WHAT TO WORK ON = Count the lines below that contain the word "settings", and reply with that number alone.

##### RECORDS PROVIDED #####

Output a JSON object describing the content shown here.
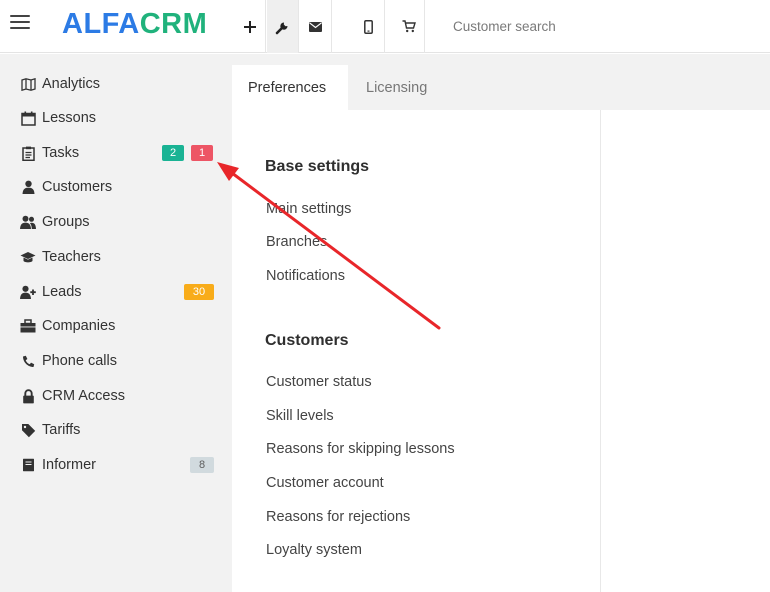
{
  "app": {
    "logo_part1": "ALFA",
    "logo_part2": "CRM",
    "colors": {
      "brand_blue": "#2c7be5",
      "brand_green": "#20b27c",
      "annotation_arrow": "#e8262a"
    }
  },
  "toolbar": {
    "icons": [
      "menu-icon",
      "plus-icon",
      "wrench-icon",
      "envelope-icon",
      "mobile-phone-icon",
      "cart-icon"
    ],
    "search_placeholder": "Customer search"
  },
  "sidebar": {
    "items": [
      {
        "label": "Analytics",
        "icon": "map-icon"
      },
      {
        "label": "Lessons",
        "icon": "calendar-icon"
      },
      {
        "label": "Tasks",
        "icon": "clipboard-icon",
        "badges": [
          "2",
          "1"
        ]
      },
      {
        "label": "Customers",
        "icon": "user-icon"
      },
      {
        "label": "Groups",
        "icon": "users-icon"
      },
      {
        "label": "Teachers",
        "icon": "graduation-cap-icon"
      },
      {
        "label": "Leads",
        "icon": "user-plus-icon",
        "badges": [
          "30"
        ]
      },
      {
        "label": "Companies",
        "icon": "briefcase-icon"
      },
      {
        "label": "Phone calls",
        "icon": "phone-icon"
      },
      {
        "label": "CRM Access",
        "icon": "lock-icon"
      },
      {
        "label": "Tariffs",
        "icon": "tag-icon"
      },
      {
        "label": "Informer",
        "icon": "book-icon",
        "badges": [
          "8"
        ]
      }
    ]
  },
  "tabs": [
    {
      "label": "Preferences",
      "active": true
    },
    {
      "label": "Licensing",
      "active": false
    }
  ],
  "settings": {
    "sections": [
      {
        "title": "Base settings",
        "links": [
          "Main settings",
          "Branches",
          "Notifications"
        ]
      },
      {
        "title": "Customers",
        "links": [
          "Customer status",
          "Skill levels",
          "Reasons for skipping lessons",
          "Customer account",
          "Reasons for rejections",
          "Loyalty system"
        ]
      }
    ]
  }
}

#####

SOLUTION FOR THIS EXERCISE = 3